§ Requirement
Extract each line from the entries below that has the string "ABCD" in it.

§ Extracted records
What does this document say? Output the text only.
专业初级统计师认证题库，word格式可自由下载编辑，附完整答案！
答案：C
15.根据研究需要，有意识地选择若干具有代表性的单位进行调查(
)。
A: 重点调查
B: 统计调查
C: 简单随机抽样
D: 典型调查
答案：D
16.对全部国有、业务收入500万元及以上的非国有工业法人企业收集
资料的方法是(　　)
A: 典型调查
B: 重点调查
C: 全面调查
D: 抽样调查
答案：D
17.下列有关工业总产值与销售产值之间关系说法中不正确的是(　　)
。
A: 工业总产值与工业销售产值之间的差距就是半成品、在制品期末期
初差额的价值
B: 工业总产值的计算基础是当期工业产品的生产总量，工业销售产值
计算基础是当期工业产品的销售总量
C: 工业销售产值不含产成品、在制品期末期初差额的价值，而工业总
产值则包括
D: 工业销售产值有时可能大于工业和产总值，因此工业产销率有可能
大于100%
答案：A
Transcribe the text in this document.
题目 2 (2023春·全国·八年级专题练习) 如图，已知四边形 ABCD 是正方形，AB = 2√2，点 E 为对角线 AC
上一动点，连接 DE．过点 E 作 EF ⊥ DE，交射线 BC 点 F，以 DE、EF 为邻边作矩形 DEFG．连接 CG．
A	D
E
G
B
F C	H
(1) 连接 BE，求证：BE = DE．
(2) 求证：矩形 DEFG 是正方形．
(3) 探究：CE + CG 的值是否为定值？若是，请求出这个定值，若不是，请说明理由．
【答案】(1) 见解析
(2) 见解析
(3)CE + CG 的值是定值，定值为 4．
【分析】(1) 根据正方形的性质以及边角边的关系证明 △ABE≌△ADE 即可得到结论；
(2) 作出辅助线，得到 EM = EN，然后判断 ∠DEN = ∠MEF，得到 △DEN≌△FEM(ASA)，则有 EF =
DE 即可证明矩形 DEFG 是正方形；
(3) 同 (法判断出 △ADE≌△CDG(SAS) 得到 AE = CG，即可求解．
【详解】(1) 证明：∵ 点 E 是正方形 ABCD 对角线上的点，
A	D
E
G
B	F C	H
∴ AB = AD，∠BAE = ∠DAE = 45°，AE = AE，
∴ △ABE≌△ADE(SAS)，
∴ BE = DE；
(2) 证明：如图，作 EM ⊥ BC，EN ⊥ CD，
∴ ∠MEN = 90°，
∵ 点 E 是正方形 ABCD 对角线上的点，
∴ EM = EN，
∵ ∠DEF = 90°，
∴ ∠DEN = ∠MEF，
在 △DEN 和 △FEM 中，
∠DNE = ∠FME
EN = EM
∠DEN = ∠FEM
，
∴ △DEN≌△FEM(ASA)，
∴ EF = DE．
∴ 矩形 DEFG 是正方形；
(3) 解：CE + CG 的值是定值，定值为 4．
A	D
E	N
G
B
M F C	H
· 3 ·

§ Task response
题目 2 (2023春·全国·八年级专题练习) 如图，已知四边形 ABCD 是正方形，AB = 2√2，点 E 为对角线 AC
【详解】(1) 证明：∵ 点 E 是正方形 ABCD 对角线上的点，
∵ 点 E 是正方形 ABCD 对角线上的点，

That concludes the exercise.